- [WORK REQUIRED]: Some lines in the listing hold the word "denna". Return each of them.

======== SUPPLIED ENTRIES

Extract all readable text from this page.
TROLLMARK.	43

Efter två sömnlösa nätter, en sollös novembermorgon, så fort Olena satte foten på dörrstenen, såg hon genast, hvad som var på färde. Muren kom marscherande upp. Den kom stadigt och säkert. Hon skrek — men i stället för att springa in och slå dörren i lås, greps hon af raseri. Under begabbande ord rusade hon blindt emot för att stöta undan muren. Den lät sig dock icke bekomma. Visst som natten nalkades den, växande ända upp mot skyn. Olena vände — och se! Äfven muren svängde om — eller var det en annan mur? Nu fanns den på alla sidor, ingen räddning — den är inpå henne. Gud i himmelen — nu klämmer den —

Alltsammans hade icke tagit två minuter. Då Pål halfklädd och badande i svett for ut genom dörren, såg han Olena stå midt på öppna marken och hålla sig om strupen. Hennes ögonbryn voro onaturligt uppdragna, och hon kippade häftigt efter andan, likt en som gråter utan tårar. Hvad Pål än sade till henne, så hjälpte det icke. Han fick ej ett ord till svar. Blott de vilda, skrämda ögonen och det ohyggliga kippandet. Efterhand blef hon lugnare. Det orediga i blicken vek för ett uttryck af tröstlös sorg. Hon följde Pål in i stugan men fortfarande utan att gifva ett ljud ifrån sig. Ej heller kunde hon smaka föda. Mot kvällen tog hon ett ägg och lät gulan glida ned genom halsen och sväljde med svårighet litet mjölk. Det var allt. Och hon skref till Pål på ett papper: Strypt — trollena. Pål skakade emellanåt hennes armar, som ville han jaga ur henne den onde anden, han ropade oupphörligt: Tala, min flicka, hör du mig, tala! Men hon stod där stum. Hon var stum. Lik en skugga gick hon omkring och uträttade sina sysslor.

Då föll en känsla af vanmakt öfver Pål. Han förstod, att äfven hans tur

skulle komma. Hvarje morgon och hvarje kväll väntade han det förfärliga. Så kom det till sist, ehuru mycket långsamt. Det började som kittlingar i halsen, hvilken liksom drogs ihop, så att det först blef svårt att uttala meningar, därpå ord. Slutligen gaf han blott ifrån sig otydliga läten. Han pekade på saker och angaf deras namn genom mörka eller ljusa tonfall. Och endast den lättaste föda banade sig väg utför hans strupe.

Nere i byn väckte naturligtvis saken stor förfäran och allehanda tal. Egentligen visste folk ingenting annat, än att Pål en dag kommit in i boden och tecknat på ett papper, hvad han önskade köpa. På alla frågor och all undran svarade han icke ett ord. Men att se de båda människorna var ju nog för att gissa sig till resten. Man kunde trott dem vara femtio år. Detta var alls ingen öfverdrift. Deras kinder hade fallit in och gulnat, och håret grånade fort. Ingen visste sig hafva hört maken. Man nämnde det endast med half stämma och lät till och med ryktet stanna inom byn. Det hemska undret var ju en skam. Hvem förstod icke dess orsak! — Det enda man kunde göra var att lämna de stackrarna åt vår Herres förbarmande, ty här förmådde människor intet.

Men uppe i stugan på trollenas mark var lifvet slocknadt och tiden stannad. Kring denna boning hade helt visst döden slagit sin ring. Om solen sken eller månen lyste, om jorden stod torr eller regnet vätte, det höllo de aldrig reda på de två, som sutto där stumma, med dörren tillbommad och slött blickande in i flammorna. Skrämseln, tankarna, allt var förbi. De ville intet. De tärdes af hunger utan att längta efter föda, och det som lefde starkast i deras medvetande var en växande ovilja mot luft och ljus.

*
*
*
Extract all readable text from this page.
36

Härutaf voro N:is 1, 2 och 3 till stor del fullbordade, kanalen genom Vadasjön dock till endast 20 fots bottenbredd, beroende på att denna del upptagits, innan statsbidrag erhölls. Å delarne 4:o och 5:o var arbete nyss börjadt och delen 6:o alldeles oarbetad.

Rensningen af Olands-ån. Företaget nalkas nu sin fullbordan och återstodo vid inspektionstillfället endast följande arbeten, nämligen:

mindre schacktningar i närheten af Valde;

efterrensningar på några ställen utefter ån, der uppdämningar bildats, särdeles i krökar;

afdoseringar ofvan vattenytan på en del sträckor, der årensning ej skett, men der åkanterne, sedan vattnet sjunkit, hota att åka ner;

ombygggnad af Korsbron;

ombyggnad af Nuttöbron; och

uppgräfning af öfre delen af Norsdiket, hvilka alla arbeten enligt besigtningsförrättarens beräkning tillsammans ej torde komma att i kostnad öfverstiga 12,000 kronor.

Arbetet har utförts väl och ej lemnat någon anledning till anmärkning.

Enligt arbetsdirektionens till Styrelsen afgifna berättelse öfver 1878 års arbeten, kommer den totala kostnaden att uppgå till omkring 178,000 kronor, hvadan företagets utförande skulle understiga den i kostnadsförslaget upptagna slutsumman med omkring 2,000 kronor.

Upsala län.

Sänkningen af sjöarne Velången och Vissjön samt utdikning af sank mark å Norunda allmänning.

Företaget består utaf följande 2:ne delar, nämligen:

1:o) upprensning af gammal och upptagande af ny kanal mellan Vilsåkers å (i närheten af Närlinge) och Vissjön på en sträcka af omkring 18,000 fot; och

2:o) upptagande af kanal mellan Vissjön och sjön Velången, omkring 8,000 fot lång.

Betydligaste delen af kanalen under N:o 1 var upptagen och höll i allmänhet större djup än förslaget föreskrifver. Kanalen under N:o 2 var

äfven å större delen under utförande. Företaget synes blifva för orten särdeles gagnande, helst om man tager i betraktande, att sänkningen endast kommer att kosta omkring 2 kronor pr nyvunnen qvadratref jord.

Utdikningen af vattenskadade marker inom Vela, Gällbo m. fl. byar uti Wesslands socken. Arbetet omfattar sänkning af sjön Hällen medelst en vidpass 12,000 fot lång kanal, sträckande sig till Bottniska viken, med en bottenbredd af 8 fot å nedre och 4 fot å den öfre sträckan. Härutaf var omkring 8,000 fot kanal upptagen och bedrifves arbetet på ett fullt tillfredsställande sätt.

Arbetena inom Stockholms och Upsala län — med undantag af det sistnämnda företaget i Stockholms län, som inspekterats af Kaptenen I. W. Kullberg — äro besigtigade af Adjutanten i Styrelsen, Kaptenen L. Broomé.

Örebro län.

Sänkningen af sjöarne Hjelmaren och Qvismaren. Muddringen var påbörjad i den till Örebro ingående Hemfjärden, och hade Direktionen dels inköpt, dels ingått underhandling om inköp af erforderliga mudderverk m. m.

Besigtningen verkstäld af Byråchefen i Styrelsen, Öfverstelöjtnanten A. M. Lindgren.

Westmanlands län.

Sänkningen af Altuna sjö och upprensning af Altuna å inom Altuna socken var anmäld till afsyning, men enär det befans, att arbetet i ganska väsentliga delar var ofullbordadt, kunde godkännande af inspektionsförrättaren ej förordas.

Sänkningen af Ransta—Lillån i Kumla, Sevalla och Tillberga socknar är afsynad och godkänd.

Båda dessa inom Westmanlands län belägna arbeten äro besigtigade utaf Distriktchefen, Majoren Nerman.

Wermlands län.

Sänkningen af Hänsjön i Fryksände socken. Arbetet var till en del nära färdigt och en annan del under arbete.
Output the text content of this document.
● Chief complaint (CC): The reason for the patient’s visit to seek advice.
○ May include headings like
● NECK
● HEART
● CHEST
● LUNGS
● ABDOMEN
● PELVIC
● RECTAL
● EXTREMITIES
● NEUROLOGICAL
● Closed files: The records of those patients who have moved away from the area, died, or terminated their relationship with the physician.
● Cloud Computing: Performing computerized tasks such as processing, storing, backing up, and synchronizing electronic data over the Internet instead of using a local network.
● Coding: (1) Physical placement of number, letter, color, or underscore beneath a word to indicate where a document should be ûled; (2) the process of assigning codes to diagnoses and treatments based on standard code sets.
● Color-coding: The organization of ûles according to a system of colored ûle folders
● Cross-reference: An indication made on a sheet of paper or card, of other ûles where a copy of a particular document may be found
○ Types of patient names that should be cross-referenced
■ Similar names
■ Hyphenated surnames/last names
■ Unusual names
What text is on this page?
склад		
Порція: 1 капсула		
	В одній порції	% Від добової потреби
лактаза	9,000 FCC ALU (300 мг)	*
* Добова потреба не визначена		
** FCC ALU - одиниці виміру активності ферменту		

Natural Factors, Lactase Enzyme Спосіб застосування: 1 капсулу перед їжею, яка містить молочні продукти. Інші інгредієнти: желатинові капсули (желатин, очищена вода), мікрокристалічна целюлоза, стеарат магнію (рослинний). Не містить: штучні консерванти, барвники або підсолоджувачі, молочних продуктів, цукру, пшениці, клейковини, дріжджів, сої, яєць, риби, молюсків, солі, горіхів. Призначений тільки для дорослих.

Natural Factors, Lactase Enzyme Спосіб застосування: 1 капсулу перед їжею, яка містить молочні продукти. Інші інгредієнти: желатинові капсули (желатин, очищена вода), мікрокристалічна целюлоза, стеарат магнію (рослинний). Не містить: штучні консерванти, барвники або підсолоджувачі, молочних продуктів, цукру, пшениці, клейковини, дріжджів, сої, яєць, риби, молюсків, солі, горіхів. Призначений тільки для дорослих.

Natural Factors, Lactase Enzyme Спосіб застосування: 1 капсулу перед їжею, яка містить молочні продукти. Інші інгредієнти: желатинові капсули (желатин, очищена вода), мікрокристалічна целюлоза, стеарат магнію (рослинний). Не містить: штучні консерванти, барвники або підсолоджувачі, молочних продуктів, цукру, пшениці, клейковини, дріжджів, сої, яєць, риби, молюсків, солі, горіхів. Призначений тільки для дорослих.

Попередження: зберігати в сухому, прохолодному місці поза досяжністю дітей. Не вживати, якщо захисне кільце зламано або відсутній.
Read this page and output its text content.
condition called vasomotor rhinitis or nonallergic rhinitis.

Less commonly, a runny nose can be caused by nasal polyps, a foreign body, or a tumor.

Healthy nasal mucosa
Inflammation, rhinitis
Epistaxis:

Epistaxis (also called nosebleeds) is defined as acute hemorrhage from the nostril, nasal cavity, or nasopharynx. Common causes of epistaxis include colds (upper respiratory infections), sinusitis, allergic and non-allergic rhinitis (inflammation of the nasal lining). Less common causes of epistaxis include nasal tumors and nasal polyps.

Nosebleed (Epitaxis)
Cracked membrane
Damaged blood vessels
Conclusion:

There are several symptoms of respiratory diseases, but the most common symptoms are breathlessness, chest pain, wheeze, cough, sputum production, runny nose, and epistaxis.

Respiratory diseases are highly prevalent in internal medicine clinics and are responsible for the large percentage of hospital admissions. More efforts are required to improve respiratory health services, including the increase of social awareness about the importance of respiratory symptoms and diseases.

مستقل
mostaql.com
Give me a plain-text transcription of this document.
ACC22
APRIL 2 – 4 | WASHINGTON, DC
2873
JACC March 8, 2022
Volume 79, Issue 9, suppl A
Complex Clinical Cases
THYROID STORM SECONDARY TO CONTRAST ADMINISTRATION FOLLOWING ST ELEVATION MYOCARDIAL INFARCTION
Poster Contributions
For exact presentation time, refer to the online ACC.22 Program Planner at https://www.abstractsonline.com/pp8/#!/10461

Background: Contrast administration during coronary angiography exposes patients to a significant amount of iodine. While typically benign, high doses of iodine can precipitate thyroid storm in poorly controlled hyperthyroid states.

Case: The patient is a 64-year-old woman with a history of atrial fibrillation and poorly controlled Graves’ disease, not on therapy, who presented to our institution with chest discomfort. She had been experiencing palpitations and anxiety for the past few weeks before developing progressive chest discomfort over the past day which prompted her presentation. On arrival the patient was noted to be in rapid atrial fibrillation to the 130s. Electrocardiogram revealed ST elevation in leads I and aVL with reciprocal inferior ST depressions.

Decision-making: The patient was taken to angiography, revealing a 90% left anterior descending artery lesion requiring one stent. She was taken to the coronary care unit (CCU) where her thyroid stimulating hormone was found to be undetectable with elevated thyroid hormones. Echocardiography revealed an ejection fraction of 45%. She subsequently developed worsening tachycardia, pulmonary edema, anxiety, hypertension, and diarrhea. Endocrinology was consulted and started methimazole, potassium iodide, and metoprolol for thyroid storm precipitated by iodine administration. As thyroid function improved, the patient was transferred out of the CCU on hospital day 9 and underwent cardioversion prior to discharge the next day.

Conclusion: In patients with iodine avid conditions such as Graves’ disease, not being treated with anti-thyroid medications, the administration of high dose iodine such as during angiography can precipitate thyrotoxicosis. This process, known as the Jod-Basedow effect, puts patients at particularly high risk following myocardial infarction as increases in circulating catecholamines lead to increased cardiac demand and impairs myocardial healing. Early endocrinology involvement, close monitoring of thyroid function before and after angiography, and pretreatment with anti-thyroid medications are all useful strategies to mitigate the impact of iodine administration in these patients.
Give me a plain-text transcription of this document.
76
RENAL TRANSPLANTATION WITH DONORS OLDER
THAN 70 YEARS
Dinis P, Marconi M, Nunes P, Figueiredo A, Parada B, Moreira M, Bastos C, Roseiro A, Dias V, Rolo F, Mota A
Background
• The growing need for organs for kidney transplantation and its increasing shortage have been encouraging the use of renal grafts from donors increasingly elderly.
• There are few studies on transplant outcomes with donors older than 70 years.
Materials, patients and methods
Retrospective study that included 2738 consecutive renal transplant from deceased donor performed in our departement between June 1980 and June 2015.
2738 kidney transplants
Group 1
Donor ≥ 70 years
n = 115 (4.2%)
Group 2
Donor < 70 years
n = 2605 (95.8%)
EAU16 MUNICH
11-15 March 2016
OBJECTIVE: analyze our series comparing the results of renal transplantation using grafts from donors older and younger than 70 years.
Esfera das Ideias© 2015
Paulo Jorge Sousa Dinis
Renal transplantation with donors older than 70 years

================

- [SOLUTION FOR THIS TASK]:
Men uppe i stugan på trollenas mark var lifvet slocknadt och tiden stannad. Kring denna boning hade helt visst döden slagit sin ring. Om solen sken eller månen lyste, om jorden stod torr eller regnet vätte, det höllo de aldrig reda på de två, som sutto där stumma, med dörren tillbommad och slött blickande in i flammorna. Skrämseln, tankarna, allt var förbi. De ville intet. De tärdes af hunger utan att längta efter föda, och det som lefde starkast i deras medvetande var en växande ovilja mot luft och ljus.
Härutaf voro N:is 1, 2 och 3 till stor del fullbordade, kanalen genom Vadasjön dock till endast 20 fots bottenbredd, beroende på att denna del upptagits, innan statsbidrag erhölls. Å delarne 4:o och 5:o var arbete nyss börjadt och delen 6:o alldeles oarbetad.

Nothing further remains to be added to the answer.